*EXERCISE TASK*.
Output all the material that follows, exactly as given.
--- AVAILABLE RECORDS ---
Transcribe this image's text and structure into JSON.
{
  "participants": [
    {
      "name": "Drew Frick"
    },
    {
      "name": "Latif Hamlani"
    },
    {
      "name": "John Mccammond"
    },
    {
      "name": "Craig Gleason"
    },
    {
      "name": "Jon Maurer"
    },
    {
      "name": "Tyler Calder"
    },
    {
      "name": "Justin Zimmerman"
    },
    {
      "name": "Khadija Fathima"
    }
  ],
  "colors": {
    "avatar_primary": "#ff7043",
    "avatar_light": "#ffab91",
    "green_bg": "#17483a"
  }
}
---
*WORKED ANSWER*.
Transcribe this image's text and structure into JSON.
{
  "participants": [
    {
      "name": "Drew Frick"
    },
    {
      "name": "Latif Hamlani"
    },
    {
      "name": "John Mccammond"
    },
    {
      "name": "Craig Gleason"
    },
    {
      "name": "Jon Maurer"
    },
    {
      "name": "Tyler Calder"
    },
    {
      "name": "Justin Zimmerman"
    },
    {
      "name": "Khadija Fathima"
    }
  ],
  "colors": {
    "avatar_primary": "#ff7043",
    "avatar_light": "#ffab91",
    "green_bg": "#17483a"
  }
}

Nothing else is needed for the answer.